▶ [WHAT YOU HAVE TO DO]:
All lines below must be repeated exactly, with the pictures omitted.

>>>

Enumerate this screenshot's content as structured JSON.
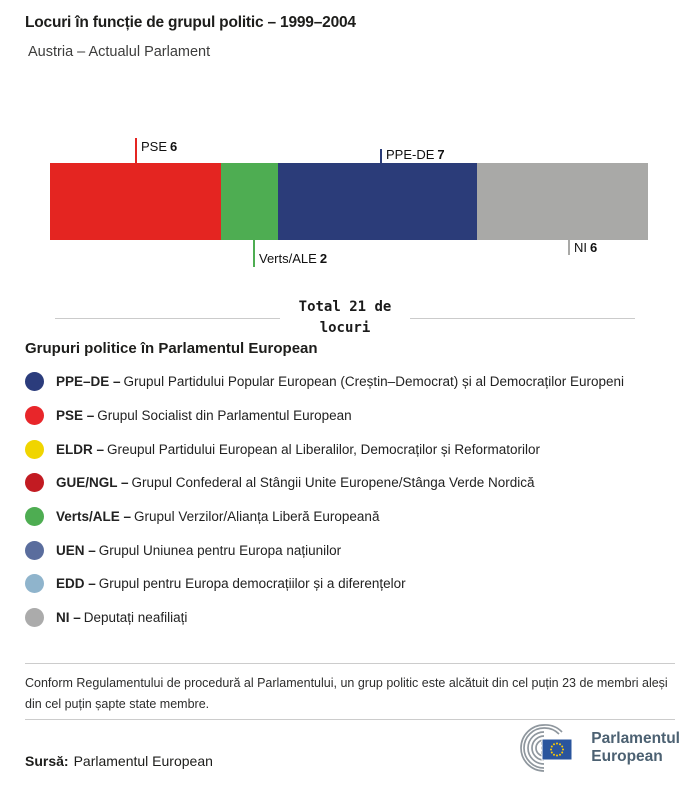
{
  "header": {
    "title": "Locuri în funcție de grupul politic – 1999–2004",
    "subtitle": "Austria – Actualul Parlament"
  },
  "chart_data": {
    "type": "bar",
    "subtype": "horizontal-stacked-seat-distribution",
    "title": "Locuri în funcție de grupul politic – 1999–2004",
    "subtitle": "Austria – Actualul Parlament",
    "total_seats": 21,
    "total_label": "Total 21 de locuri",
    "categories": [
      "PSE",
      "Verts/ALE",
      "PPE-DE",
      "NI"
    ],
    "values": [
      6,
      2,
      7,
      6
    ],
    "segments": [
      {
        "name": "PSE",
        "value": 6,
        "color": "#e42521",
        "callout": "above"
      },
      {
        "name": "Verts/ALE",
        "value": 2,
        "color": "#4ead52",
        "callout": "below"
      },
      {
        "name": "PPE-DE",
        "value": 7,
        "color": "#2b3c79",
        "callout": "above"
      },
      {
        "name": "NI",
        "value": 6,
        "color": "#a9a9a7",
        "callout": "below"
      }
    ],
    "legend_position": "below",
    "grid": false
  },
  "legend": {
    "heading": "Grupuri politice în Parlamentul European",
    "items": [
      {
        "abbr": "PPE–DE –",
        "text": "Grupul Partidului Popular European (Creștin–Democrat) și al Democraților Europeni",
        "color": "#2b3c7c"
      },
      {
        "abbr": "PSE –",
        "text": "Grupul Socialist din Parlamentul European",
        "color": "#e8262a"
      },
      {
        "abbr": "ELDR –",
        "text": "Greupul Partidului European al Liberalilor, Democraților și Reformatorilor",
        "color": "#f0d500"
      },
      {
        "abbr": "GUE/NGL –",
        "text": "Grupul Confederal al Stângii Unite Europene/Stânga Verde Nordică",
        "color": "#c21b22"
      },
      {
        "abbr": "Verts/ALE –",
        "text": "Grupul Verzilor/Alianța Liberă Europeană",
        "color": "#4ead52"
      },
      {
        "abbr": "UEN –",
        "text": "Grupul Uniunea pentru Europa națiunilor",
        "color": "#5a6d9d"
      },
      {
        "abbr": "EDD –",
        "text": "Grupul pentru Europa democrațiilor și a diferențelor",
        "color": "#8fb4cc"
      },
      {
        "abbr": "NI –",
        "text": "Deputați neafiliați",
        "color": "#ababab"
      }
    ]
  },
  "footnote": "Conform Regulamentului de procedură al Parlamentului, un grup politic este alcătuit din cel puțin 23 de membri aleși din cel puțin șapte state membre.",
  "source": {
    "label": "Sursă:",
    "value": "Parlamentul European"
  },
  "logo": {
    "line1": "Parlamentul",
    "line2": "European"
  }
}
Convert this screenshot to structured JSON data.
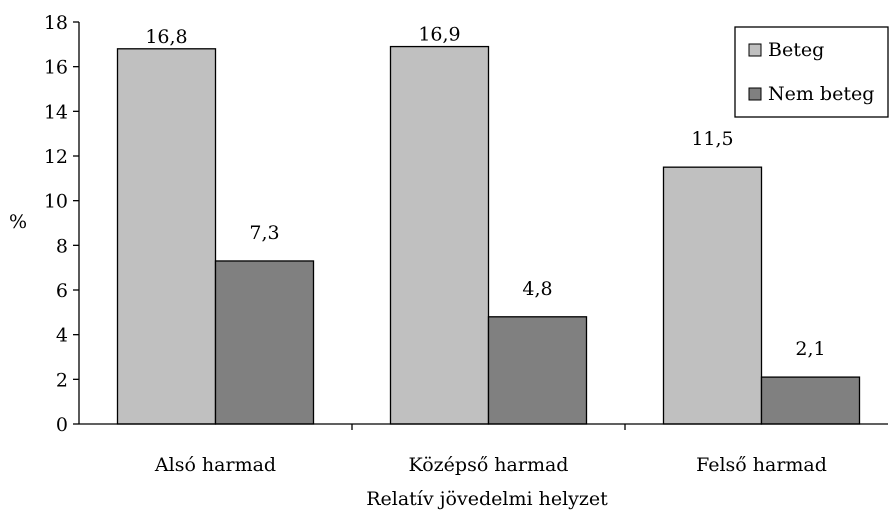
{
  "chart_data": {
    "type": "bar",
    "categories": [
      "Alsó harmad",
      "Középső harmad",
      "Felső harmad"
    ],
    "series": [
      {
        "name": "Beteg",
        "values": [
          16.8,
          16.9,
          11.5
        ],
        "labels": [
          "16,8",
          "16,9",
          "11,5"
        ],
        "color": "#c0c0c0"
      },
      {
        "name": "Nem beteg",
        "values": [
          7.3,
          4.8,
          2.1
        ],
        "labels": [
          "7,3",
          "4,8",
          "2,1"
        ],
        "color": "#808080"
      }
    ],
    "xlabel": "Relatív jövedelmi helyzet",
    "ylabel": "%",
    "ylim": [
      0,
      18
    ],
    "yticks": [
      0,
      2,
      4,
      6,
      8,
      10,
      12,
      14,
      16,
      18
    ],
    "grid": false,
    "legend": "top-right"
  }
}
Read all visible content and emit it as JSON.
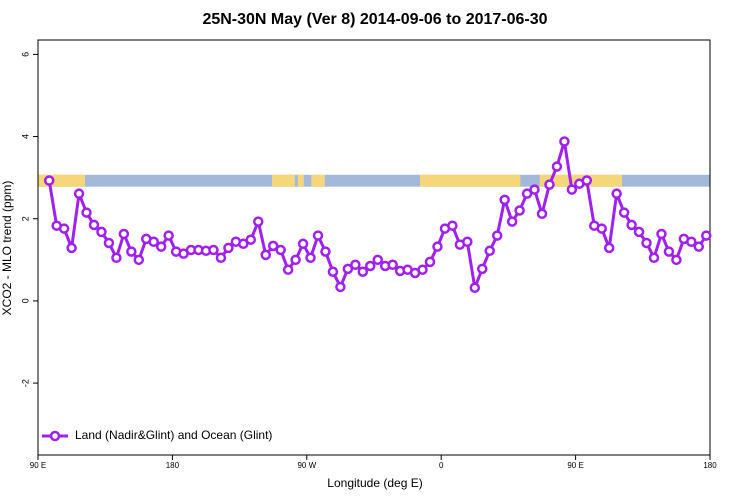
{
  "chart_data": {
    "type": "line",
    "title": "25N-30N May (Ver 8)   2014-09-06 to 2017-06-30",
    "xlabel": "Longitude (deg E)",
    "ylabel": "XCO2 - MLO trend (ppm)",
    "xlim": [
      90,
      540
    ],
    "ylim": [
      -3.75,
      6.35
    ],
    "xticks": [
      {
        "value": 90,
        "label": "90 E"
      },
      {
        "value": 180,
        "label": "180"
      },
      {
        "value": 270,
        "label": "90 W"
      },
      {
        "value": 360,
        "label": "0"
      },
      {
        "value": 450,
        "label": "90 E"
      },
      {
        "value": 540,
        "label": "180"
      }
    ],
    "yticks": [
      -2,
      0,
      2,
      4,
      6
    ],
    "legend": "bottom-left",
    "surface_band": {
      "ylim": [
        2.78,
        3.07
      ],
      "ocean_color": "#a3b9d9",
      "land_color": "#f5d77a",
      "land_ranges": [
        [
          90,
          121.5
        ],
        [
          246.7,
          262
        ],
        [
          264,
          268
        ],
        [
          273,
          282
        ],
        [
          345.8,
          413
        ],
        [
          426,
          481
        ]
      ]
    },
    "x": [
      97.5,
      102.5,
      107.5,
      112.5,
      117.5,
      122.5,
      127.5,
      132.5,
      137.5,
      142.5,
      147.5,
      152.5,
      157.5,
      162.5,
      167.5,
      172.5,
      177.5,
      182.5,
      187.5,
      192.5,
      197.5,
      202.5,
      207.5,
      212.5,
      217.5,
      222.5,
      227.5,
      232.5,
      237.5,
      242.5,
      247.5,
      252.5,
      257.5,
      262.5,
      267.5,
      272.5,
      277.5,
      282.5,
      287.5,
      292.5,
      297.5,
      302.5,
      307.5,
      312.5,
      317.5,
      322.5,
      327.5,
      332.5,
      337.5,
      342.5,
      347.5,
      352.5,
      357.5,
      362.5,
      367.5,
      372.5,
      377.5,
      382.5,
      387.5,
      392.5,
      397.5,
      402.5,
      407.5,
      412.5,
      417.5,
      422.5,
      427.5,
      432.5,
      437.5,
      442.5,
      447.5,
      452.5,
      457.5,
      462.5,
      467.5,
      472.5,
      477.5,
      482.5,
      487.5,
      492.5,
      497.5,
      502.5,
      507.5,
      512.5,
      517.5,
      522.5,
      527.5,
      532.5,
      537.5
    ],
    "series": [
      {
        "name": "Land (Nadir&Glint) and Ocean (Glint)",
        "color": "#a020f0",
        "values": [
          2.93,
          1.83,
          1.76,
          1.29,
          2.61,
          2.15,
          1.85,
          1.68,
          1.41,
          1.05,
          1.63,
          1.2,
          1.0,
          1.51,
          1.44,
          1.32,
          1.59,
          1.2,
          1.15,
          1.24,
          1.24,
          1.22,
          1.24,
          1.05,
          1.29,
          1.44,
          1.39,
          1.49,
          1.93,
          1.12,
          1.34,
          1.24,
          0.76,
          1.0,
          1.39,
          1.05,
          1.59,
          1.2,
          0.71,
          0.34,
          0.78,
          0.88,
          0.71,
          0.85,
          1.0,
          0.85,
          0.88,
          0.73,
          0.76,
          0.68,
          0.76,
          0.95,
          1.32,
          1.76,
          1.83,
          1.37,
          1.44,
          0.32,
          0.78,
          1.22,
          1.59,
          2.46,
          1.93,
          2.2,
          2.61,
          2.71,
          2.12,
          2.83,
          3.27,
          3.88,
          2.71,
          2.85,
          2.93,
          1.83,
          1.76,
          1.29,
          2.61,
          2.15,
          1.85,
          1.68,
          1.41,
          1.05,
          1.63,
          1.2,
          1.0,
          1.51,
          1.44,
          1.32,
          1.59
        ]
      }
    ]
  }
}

<<<

▶ [EXERCISE RESPONSE]:
Enumerate this screenshot's content as structured JSON.
{
  "header": {
    "title": "Locuri în funcție de grupul politic – 1999–2004",
    "subtitle": "Austria – Actualul Parlament"
  },
  "chart_data": {
    "type": "bar",
    "subtype": "horizontal-stacked-seat-distribution",
    "title": "Locuri în funcție de grupul politic – 1999–2004",
    "subtitle": "Austria – Actualul Parlament",
    "total_seats": 21,
    "total_label": "Total 21 de locuri",
    "categories": [
      "PSE",
      "Verts/ALE",
      "PPE-DE",
      "NI"
    ],
    "values": [
      6,
      2,
      7,
      6
    ],
    "segments": [
      {
        "name": "PSE",
        "value": 6,
        "color": "#e42521",
        "callout": "above"
      },
      {
        "name": "Verts/ALE",
        "value": 2,
        "color": "#4ead52",
        "callout": "below"
      },
      {
        "name": "PPE-DE",
        "value": 7,
        "color": "#2b3c79",
        "callout": "above"
      },
      {
        "name": "NI",
        "value": 6,
        "color": "#a9a9a7",
        "callout": "below"
      }
    ],
    "legend_position": "below",
    "grid": false
  },
  "legend": {
    "heading": "Grupuri politice în Parlamentul European",
    "items": [
      {
        "abbr": "PPE–DE –",
        "text": "Grupul Partidului Popular European (Creștin–Democrat) și al Democraților Europeni",
        "color": "#2b3c7c"
      },
      {
        "abbr": "PSE –",
        "text": "Grupul Socialist din Parlamentul European",
        "color": "#e8262a"
      },
      {
        "abbr": "ELDR –",
        "text": "Greupul Partidului European al Liberalilor, Democraților și Reformatorilor",
        "color": "#f0d500"
      },
      {
        "abbr": "GUE/NGL –",
        "text": "Grupul Confederal al Stângii Unite Europene/Stânga Verde Nordică",
        "color": "#c21b22"
      },
      {
        "abbr": "Verts/ALE –",
        "text": "Grupul Verzilor/Alianța Liberă Europeană",
        "color": "#4ead52"
      },
      {
        "abbr": "UEN –",
        "text": "Grupul Uniunea pentru Europa națiunilor",
        "color": "#5a6d9d"
      },
      {
        "abbr": "EDD –",
        "text": "Grupul pentru Europa democrațiilor și a diferențelor",
        "color": "#8fb4cc"
      },
      {
        "abbr": "NI –",
        "text": "Deputați neafiliați",
        "color": "#ababab"
      }
    ]
  },
  "footnote": "Conform Regulamentului de procedură al Parlamentului, un grup politic este alcătuit din cel puțin 23 de membri aleși din cel puțin șapte state membre.",
  "source": {
    "label": "Sursă:",
    "value": "Parlamentul European"
  },
  "logo": {
    "line1": "Parlamentul",
    "line2": "European"
  }
}
Convert this screenshot to structured JSON data.
{
  "chart_data": {
    "type": "bar",
    "categories": [
      "Alsó harmad",
      "Középső harmad",
      "Felső harmad"
    ],
    "series": [
      {
        "name": "Beteg",
        "values": [
          16.8,
          16.9,
          11.5
        ],
        "labels": [
          "16,8",
          "16,9",
          "11,5"
        ],
        "color": "#c0c0c0"
      },
      {
        "name": "Nem beteg",
        "values": [
          7.3,
          4.8,
          2.1
        ],
        "labels": [
          "7,3",
          "4,8",
          "2,1"
        ],
        "color": "#808080"
      }
    ],
    "xlabel": "Relatív jövedelmi helyzet",
    "ylabel": "%",
    "ylim": [
      0,
      18
    ],
    "yticks": [
      0,
      2,
      4,
      6,
      8,
      10,
      12,
      14,
      16,
      18
    ],
    "grid": false,
    "legend": "top-right"
  }
}
Read all visible content and emit it as JSON.
{
  "chart_data": {
    "type": "line",
    "title": "25N-30N May (Ver 8)   2014-09-06 to 2017-06-30",
    "xlabel": "Longitude (deg E)",
    "ylabel": "XCO2 - MLO trend (ppm)",
    "xlim": [
      90,
      540
    ],
    "ylim": [
      -3.75,
      6.35
    ],
    "xticks": [
      {
        "value": 90,
        "label": "90 E"
      },
      {
        "value": 180,
        "label": "180"
      },
      {
        "value": 270,
        "label": "90 W"
      },
      {
        "value": 360,
        "label": "0"
      },
      {
        "value": 450,
        "label": "90 E"
      },
      {
        "value": 540,
        "label": "180"
      }
    ],
    "yticks": [
      -2,
      0,
      2,
      4,
      6
    ],
    "legend": "bottom-left",
    "surface_band": {
      "ylim": [
        2.78,
        3.07
      ],
      "ocean_color": "#a3b9d9",
      "land_color": "#f5d77a",
      "land_ranges": [
        [
          90,
          121.5
        ],
        [
          246.7,
          262
        ],
        [
          264,
          268
        ],
        [
          273,
          282
        ],
        [
          345.8,
          413
        ],
        [
          426,
          481
        ]
      ]
    },
    "x": [
      97.5,
      102.5,
      107.5,
      112.5,
      117.5,
      122.5,
      127.5,
      132.5,
      137.5,
      142.5,
      147.5,
      152.5,
      157.5,
      162.5,
      167.5,
      172.5,
      177.5,
      182.5,
      187.5,
      192.5,
      197.5,
      202.5,
      207.5,
      212.5,
      217.5,
      222.5,
      227.5,
      232.5,
      237.5,
      242.5,
      247.5,
      252.5,
      257.5,
      262.5,
      267.5,
      272.5,
      277.5,
      282.5,
      287.5,
      292.5,
      297.5,
      302.5,
      307.5,
      312.5,
      317.5,
      322.5,
      327.5,
      332.5,
      337.5,
      342.5,
      347.5,
      352.5,
      357.5,
      362.5,
      367.5,
      372.5,
      377.5,
      382.5,
      387.5,
      392.5,
      397.5,
      402.5,
      407.5,
      412.5,
      417.5,
      422.5,
      427.5,
      432.5,
      437.5,
      442.5,
      447.5,
      452.5,
      457.5,
      462.5,
      467.5,
      472.5,
      477.5,
      482.5,
      487.5,
      492.5,
      497.5,
      502.5,
      507.5,
      512.5,
      517.5,
      522.5,
      527.5,
      532.5,
      537.5
    ],
    "series": [
      {
        "name": "Land (Nadir&Glint) and Ocean (Glint)",
        "color": "#a020f0",
        "values": [
          2.93,
          1.83,
          1.76,
          1.29,
          2.61,
          2.15,
          1.85,
          1.68,
          1.41,
          1.05,
          1.63,
          1.2,
          1.0,
          1.51,
          1.44,
          1.32,
          1.59,
          1.2,
          1.15,
          1.24,
          1.24,
          1.22,
          1.24,
          1.05,
          1.29,
          1.44,
          1.39,
          1.49,
          1.93,
          1.12,
          1.34,
          1.24,
          0.76,
          1.0,
          1.39,
          1.05,
          1.59,
          1.2,
          0.71,
          0.34,
          0.78,
          0.88,
          0.71,
          0.85,
          1.0,
          0.85,
          0.88,
          0.73,
          0.76,
          0.68,
          0.76,
          0.95,
          1.32,
          1.76,
          1.83,
          1.37,
          1.44,
          0.32,
          0.78,
          1.22,
          1.59,
          2.46,
          1.93,
          2.2,
          2.61,
          2.71,
          2.12,
          2.83,
          3.27,
          3.88,
          2.71,
          2.85,
          2.93,
          1.83,
          1.76,
          1.29,
          2.61,
          2.15,
          1.85,
          1.68,
          1.41,
          1.05,
          1.63,
          1.2,
          1.0,
          1.51,
          1.44,
          1.32,
          1.59
        ]
      }
    ]
  }
}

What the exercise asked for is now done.